━━━ READING PASSAGE ━━━

Wednesday, 22 December 2010

Euro rumblings (part 2)

There is a lot of finger pointing going on these days about a whole variety of issues but that is totally pointless. Eurozone countries have to consider policies followed over this past decade in order to highlight policy mistakes and not repeat them, not just to shift blame from one of them to another. 

According to my view, one of the policies that have to be reviewed is uniform monetary policy in the Euro-zone. Let’s get going then. 

The following graph shows inflation rates (Harmonized Index of Consumer Prices – HICP) for Ireland, Greece, Spain and Germany.

  
source: ECB

 
For the whole of the decade inflation and growth in peripheral Europe was significantly higher than in core Europe. Hence suitable monetary policy for these countries was different than the one for core Europe. But that was impossible since the EU was all about one-size-fits-all monetary policy. Of course a policy like that was not without consequences as the current multi-faceted crisis showed. The following graph shows the main refinancing operations rate of ECB along with the above pictured inflation rates.

source: ECB



There will be a lot of charts in this post, so I hope they won’t make you feel dizzy. Here it goes, for about 5 years in the middle of the 00s real rates for Ireland, Greece and Spain were negative, while real rates for Germany were positive for the whole length of the decade. Maybe that explains the high savings rate that mainstream media claim that Germany has, although I haven’t found any related stats, so allow me to take that claim with a pinch of salt.

━━━ DATA ROWS ━━━

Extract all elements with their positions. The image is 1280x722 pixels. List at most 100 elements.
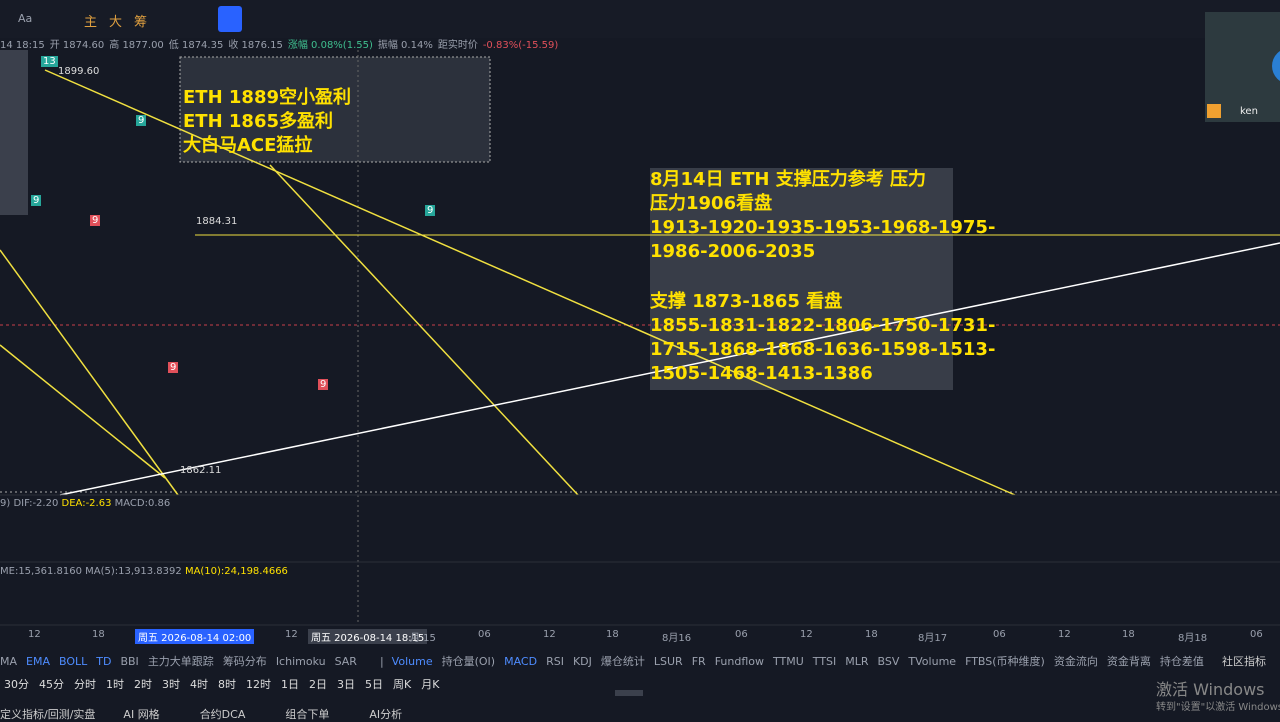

━━━
━━━ DATA ROWS ━━━

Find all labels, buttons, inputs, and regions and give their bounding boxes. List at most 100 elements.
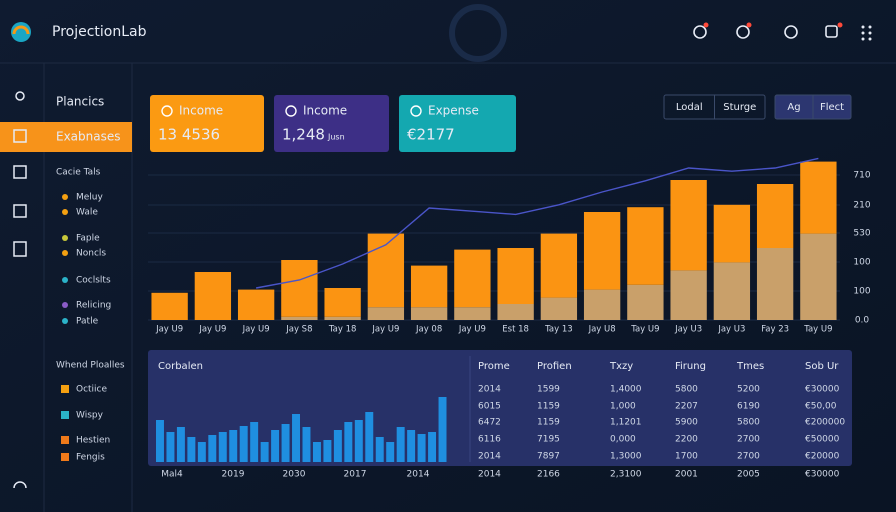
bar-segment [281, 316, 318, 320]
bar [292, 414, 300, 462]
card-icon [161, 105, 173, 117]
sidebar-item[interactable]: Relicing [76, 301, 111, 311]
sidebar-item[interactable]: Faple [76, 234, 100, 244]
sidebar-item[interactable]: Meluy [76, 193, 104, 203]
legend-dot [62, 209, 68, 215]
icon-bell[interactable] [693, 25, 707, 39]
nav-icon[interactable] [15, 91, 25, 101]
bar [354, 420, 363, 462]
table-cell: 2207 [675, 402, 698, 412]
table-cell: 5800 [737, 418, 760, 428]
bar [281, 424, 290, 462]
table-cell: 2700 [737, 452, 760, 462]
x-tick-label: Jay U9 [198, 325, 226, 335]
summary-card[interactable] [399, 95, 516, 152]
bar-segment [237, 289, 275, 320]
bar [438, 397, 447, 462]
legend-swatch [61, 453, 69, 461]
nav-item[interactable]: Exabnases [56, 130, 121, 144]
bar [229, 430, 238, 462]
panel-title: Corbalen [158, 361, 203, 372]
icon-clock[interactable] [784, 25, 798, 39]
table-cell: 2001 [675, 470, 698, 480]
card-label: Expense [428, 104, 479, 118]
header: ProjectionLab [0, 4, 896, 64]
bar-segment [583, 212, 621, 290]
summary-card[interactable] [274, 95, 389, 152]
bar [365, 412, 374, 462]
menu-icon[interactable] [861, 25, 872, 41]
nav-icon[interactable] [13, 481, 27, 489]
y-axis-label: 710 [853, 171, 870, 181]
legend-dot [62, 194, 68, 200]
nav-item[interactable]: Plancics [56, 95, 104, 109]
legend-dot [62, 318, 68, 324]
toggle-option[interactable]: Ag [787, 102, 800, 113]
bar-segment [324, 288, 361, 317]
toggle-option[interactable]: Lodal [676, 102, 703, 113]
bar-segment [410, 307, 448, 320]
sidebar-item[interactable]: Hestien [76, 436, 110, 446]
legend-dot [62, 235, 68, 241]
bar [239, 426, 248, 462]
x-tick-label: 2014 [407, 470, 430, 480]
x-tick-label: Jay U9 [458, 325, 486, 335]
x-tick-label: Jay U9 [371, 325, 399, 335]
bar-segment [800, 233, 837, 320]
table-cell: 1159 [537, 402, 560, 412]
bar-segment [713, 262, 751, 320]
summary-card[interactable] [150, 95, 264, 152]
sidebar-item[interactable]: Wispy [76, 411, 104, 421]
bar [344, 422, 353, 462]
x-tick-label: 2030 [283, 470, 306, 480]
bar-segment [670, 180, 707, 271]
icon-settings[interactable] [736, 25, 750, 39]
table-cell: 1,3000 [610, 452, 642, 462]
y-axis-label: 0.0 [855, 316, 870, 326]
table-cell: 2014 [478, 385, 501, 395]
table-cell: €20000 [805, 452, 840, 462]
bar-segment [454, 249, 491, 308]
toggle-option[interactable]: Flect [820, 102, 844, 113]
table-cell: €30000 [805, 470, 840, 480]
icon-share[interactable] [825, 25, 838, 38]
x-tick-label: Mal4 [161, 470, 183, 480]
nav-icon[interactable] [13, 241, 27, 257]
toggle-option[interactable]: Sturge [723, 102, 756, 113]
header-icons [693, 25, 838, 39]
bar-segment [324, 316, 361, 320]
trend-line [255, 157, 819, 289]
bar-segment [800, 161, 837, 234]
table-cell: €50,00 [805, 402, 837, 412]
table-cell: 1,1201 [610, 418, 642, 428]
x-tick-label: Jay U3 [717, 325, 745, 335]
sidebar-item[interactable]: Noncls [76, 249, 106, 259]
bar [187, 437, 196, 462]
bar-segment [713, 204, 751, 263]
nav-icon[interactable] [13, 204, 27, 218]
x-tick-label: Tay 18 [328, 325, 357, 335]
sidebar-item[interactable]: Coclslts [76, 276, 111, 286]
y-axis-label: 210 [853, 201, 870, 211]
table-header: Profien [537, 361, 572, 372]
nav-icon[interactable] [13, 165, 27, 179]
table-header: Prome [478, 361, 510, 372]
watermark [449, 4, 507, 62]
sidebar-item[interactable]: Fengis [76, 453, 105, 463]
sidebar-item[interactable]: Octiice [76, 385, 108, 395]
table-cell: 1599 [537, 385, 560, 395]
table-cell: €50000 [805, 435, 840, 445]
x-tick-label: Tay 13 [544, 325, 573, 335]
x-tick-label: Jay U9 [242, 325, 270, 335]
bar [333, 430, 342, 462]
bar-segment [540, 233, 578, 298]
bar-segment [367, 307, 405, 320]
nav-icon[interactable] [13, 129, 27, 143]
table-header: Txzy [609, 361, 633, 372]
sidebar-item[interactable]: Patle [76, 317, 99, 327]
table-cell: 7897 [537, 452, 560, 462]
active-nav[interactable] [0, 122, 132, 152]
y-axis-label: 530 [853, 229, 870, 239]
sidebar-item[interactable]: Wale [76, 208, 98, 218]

━━━

Please reproduce the post on eurozone monetary policy in full, word for word.

ANSWER TO THIS PROBLEM.
Wednesday, 22 December 2010

Euro rumblings (part 2)

There is a lot of finger pointing going on these days about a whole variety of issues but that is totally pointless. Eurozone countries have to consider policies followed over this past decade in order to highlight policy mistakes and not repeat them, not just to shift blame from one of them to another. 

According to my view, one of the policies that have to be reviewed is uniform monetary policy in the Euro-zone. Let’s get going then. 

The following graph shows inflation rates (Harmonized Index of Consumer Prices – HICP) for Ireland, Greece, Spain and Germany.

  
source: ECB

 
For the whole of the decade inflation and growth in peripheral Europe was significantly higher than in core Europe. Hence suitable monetary policy for these countries was different than the one for core Europe. But that was impossible since the EU was all about one-size-fits-all monetary policy. Of course a policy like that was not without consequences as the current multi-faceted crisis showed. The following graph shows the main refinancing operations rate of ECB along with the above pictured inflation rates.

source: ECB



There will be a lot of charts in this post, so I hope they won’t make you feel dizzy. Here it goes, for about 5 years in the middle of the 00s real rates for Ireland, Greece and Spain were negative, while real rates for Germany were positive for the whole length of the decade. Maybe that explains the high savings rate that mainstream media claim that Germany has, although I haven’t found any related stats, so allow me to take that claim with a pinch of salt.